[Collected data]
+++

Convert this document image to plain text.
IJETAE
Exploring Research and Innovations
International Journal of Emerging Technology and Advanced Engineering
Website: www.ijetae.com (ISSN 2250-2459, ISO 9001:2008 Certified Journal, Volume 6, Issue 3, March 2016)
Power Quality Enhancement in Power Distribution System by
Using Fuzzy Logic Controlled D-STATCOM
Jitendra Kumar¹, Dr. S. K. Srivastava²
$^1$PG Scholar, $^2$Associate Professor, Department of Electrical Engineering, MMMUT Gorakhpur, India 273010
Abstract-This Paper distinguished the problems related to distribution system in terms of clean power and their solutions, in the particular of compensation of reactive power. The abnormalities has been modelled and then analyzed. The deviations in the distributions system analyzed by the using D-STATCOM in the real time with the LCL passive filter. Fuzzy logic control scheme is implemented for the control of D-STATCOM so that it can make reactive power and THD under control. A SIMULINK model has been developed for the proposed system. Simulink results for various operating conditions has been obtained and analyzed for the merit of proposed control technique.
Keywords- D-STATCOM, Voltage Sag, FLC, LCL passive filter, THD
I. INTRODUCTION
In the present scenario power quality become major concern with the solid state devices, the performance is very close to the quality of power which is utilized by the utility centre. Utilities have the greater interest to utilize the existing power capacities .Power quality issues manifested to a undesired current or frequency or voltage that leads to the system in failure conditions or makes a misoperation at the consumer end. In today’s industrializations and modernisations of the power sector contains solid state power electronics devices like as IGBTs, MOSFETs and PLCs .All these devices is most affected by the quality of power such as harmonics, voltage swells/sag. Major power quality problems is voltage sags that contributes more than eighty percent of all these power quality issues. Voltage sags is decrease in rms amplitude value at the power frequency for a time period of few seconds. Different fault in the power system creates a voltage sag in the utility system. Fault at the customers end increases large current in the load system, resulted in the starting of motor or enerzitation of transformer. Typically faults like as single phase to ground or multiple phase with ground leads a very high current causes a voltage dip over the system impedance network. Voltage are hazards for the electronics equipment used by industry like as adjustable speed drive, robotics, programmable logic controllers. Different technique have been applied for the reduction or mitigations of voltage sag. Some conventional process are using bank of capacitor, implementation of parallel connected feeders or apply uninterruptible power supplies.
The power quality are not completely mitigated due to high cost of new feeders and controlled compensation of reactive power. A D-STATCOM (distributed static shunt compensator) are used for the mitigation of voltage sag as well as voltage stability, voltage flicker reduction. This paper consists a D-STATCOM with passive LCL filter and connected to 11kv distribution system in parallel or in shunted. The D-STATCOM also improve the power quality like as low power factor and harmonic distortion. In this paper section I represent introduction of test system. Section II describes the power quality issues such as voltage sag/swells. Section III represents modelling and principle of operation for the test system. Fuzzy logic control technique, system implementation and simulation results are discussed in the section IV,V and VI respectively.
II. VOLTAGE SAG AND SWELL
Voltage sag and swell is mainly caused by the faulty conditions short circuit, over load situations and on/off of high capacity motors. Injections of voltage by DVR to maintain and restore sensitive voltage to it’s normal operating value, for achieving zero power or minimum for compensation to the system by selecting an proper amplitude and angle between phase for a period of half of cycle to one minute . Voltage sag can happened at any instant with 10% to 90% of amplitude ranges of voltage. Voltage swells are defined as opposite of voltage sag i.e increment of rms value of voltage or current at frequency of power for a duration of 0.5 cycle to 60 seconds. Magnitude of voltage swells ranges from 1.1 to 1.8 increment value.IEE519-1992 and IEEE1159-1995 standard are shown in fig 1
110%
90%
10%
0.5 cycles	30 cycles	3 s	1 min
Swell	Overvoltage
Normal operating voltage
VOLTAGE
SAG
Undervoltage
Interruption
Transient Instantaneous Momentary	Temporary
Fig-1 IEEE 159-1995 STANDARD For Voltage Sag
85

+++

Where a line holds the string "Engineering", copy that line.

Answer to this problem:
International Journal of Emerging Technology and Advanced Engineering
$^1$PG Scholar, $^2$Associate Professor, Department of Electrical Engineering, MMMUT Gorakhpur, India 273010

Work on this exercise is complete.